#### What is asked:
Rewrite the listing lines starting at the line that contains "Text: H: H [219,74,230,88]" and ending after the line that contains "Extract all elements". Replace "Text" with "Label" and change nothing else.

Annotated element listings
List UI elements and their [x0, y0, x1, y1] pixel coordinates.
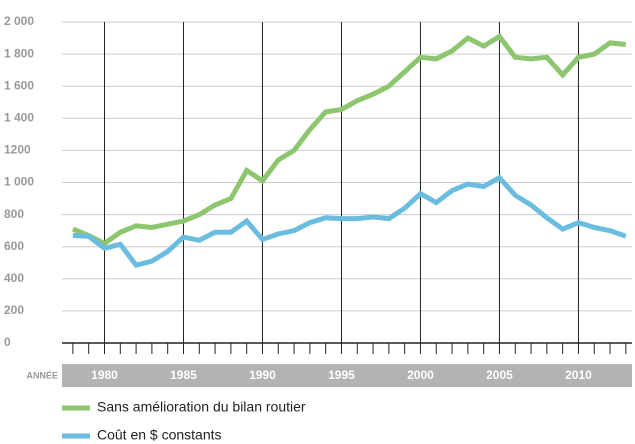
y-tick-label: 1200: [4, 143, 31, 157]
y-tick-label: 600: [4, 239, 24, 253]
y-tick-label: 400: [4, 271, 24, 285]
x-tick-label: 1995: [328, 368, 355, 382]
x-tick-label: 1990: [249, 368, 276, 382]
y-tick-label: 800: [4, 207, 24, 221]
y-tick-label: 1 000: [4, 175, 34, 189]
x-tick-label: 2010: [565, 368, 592, 382]
series-line: [72, 174, 627, 268]
x-tick-label: 2005: [486, 368, 513, 382]
x-axis-band: [62, 364, 632, 387]
legend-label: Sans amélioration du bilan routier: [97, 399, 306, 415]
y-tick-label: 0: [4, 335, 11, 349]
series-line: [71, 33, 627, 247]
legend-label: Coût en $ constants: [97, 427, 222, 443]
x-tick-label: 1985: [170, 368, 197, 382]
y-tick-label: 2 000: [4, 14, 34, 28]
y-tick-label: 1 600: [4, 78, 34, 92]
x-axis-label: ANNÉE: [26, 370, 58, 380]
y-tick-label: 1 400: [4, 110, 34, 124]
x-tick-label: 2000: [407, 368, 434, 382]
x-tick-label: 1980: [91, 368, 118, 382]
y-tick-label: 200: [4, 303, 24, 317]
y-tick-label: 1 800: [4, 46, 34, 60]
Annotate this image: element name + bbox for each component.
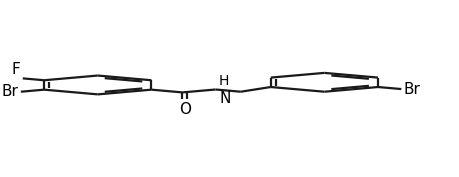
Text: H: H [219,74,230,88]
Text: F: F [12,62,21,77]
Text: N: N [219,91,230,106]
Text: O: O [179,102,191,117]
Text: Br: Br [403,82,420,97]
Text: Br: Br [2,84,19,99]
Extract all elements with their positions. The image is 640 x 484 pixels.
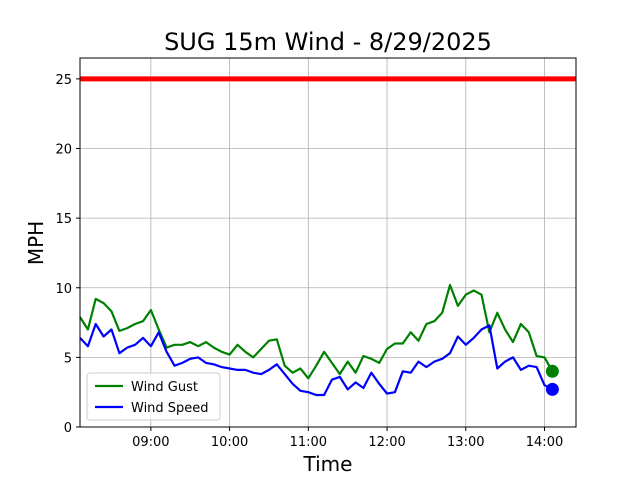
x-tick-label: 10:00: [211, 435, 248, 450]
series-line-wind-gust: [79, 283, 554, 380]
y-axis-ticks: 0 5 10 15 20 25: [55, 73, 80, 436]
series-line-wind-speed: [79, 322, 553, 397]
y-tick-label: 0: [64, 421, 72, 436]
y-tick-label: 25: [55, 73, 72, 88]
y-tick-label: 5: [64, 351, 72, 366]
y-axis-label: MPH: [24, 221, 48, 265]
plot-frame: [79, 57, 577, 428]
x-axis-ticks: 09:00 10:00 11:00 12:00 13:00 14:00: [132, 427, 563, 450]
legend: Wind Gust Wind Speed: [86, 372, 221, 421]
y-tick-label: 10: [55, 282, 72, 297]
x-axis-label: Time: [303, 452, 353, 476]
chart-title: SUG 15m Wind - 8/29/2025: [164, 28, 492, 56]
legend-label: Wind Gust: [131, 380, 198, 395]
x-tick-label: 09:00: [132, 435, 169, 450]
x-tick-label: 11:00: [290, 435, 327, 450]
last-point-marker-wind-gust: [545, 364, 559, 378]
last-markers: [545, 364, 559, 396]
last-point-marker-wind-speed: [545, 382, 559, 396]
x-tick-label: 12:00: [368, 435, 405, 450]
grid: [80, 58, 576, 428]
x-tick-label: 14:00: [526, 435, 563, 450]
legend-box: [86, 372, 221, 421]
y-tick-label: 20: [55, 143, 72, 158]
series-lines: [79, 283, 554, 397]
y-tick-label: 15: [55, 212, 72, 227]
x-tick-label: 13:00: [447, 435, 484, 450]
legend-label: Wind Speed: [131, 401, 209, 416]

#### Exercise output:
Label: H: H [219,74,230,88]
Label: F: F [12,62,21,77]
Label: N: N [219,91,230,106]
Label: O: O [179,102,191,117]
Label: Br: Br [403,82,420,97]
Label: Br: Br [2,84,19,99]
Extract all elements with their positions. The image is 640 x 484 pixels.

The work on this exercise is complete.